= Exercise instructions =
[1] According to the post on metaphors for antimicrobial resistance, how many metaphorical references did the study analyze?
[2] Continue the post on metaphors for antimicrobial resistance from where it ends.

= Selected excerpt =
Rethinking the language of AMR: why our metaphors matter more than ever

Wednesday 13th May 2026

Ahead of next week's (20th May at 3PM) IPC Partners journal club (which you can register for here), I have looked at one of the papers which one of our guest Clare Kilpatrick, will run through: Risk communication about antimicrobial resistance: a content analysis of metaphor use in global public discourse.

The areas covered in the paper of personal interest to me, firstly the silent pandemic of AMR and its threat to safety and secondly how as IPC professionals we communicate AMR to the patients and the public.

AMR is one of the biggest global health threats we face yet public understanding remains low. The analysis in this study of more than 2,000 metaphorical references across websites, action plans, newspapers and social media suggests reasons why: the metaphors we use may be confusing, misleading or counterproductive.

Why this matters

Metaphors influence how people think and behave. When AMR is framed as a war, people expect a decisive victory. When it’s described as an apocalypse, they feel powerless. When it’s “silent” or “creeping”, it feels distant and abstract.

For IPC teams, this matters because behaviour change depends on accurate mental models. If our language reinforces misconceptions (such as the idea that the body becomes resistant), we make our own work harder.

What the study tells us

The study search spanned four different types of sources: (1) webpages of non-profit organisations and government bodies, (2) electronic national action plans on AMR, (3) online records of newspaper articles, and (4) social media posts on Twitter/X.

= Dataset excerpts =
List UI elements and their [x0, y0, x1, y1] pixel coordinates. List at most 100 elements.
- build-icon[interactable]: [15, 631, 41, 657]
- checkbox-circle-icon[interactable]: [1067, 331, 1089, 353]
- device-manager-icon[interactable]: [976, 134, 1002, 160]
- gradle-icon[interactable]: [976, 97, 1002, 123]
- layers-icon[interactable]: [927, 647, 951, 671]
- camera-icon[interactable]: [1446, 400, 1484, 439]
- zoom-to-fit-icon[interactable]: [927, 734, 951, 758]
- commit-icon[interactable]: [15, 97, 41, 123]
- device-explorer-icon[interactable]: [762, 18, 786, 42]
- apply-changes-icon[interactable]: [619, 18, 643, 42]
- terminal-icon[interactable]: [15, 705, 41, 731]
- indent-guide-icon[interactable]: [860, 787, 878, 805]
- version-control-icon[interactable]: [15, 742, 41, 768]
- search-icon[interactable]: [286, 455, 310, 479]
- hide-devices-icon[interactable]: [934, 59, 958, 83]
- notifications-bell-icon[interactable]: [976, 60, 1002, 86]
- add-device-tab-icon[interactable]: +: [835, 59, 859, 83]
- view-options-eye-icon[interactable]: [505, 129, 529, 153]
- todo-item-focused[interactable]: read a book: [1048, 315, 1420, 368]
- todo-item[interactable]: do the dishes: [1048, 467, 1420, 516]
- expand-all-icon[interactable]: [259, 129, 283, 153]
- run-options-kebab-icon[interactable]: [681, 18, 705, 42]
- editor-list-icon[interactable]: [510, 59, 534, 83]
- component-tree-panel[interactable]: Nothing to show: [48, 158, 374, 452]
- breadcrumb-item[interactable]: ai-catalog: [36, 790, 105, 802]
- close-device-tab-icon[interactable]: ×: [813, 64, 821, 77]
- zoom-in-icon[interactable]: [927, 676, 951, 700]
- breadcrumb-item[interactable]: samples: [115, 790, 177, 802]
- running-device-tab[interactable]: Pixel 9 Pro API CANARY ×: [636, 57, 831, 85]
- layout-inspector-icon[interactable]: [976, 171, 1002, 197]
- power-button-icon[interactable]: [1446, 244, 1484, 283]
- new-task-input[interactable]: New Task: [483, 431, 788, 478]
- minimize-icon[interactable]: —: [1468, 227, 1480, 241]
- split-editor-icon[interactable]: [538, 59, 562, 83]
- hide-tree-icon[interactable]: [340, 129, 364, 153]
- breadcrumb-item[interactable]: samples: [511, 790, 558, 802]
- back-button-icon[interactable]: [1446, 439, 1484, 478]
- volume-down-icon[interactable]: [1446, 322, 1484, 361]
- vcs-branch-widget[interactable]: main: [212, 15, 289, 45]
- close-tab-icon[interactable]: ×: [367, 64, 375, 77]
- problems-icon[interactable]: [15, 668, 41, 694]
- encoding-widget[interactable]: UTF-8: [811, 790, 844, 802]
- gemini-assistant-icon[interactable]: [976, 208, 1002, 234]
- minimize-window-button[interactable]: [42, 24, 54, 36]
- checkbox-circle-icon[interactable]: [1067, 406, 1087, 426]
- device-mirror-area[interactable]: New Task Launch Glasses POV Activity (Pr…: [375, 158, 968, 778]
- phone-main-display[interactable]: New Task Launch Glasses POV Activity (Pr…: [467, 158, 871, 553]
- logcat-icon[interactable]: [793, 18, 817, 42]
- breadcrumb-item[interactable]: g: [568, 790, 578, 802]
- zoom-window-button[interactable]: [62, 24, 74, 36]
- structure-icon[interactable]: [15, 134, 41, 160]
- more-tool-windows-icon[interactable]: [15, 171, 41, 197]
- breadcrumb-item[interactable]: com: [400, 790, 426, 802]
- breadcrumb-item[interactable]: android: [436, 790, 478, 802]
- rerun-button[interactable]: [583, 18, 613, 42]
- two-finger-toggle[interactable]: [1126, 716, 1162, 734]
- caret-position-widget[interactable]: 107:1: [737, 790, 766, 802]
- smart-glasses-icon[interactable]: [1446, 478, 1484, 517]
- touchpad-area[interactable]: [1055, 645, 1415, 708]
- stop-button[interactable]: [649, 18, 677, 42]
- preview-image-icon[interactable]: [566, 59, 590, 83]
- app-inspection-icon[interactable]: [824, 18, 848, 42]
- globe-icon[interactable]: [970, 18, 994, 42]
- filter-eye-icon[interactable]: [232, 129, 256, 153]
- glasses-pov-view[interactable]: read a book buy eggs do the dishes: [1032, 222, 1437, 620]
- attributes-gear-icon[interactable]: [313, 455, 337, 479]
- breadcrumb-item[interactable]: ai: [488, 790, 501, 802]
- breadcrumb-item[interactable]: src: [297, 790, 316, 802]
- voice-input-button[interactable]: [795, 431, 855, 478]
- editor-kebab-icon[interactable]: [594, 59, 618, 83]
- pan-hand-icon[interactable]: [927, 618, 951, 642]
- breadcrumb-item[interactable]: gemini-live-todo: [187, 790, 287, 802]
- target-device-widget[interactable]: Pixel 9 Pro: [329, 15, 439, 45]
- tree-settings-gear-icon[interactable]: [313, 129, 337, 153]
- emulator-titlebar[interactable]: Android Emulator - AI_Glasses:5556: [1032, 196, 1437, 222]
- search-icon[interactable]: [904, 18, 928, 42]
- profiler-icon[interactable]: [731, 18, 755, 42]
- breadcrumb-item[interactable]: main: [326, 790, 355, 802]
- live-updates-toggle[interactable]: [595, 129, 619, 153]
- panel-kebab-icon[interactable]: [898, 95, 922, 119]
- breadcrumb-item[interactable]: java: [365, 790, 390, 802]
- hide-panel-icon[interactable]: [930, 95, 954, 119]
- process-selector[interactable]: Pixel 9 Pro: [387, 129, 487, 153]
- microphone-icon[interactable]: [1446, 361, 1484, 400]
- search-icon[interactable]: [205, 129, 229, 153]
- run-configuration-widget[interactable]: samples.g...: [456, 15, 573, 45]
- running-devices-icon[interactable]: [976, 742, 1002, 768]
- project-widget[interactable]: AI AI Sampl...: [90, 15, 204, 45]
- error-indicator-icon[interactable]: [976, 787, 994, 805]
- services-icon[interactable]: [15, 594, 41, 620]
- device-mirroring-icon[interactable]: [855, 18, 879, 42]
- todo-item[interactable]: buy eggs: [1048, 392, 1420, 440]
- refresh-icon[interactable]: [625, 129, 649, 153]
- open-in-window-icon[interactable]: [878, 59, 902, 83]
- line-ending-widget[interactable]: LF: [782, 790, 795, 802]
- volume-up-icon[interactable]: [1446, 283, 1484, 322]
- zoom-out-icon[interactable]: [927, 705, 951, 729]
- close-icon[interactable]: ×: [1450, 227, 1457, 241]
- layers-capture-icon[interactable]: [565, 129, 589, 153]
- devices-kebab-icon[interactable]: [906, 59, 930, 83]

= Results for each task =
[1] More than 2,000 metaphorical references.

[2]
The subsequent data analysis identified four dominant metaphor types (Figure1):

  • War - “fighting superbugs”, “combatting resistance”, “our dwindling antibiotic arsenal” which imply a winnable battle, not a long-term evolutionary process.
  • Heroes and villains - superbugs as criminals or villains; antibiotics as superheroes. This oversimplifies biology and centres antibiotics as the main solution.
  • Apocalypse - “Drugmageddon”, “dark ages”, “nightmare scenario”. Attention-grabbing, but often paralysing.
  • Silent, creeping threat - invisible, hidden, slow-moving which makes AMR feel distant, not urgent.

The authors conclude that many of these metaphors are “inapt or theoretically problematic”, failing to support meaningful understanding or behaviour change.

What this means for IPC teams

IPC relies on people understanding why prevention and stewardship matter. If our metaphors are dramatic but inaccurate, we risk:

  • reinforcing misconceptions
  • centring antibiotics instead of infection prevention
  • undermining long-term behaviour change

We need language that supports systems thinking, not fear or heroics.

Where we go from here

The study calls for metaphors that are apt, novel and explanatory, ones that help people understand AMR as a dynamic, ecological challenge.

Better alternatives include:

  • AMR as a pressure system - resistance builds like pressure in a pipe.
  • Antibiotics as a shared utility - a public good requiring careful management.
  • Microbes as part of an ecosystem - not enemies, but partners that can become disruptive.
  • Stewardship as infrastructure - antibiotics as fire extinguishers: essential, but not for routine use.

These metaphors shift the narrative from conflict to co‑existence, and from panic to practical action.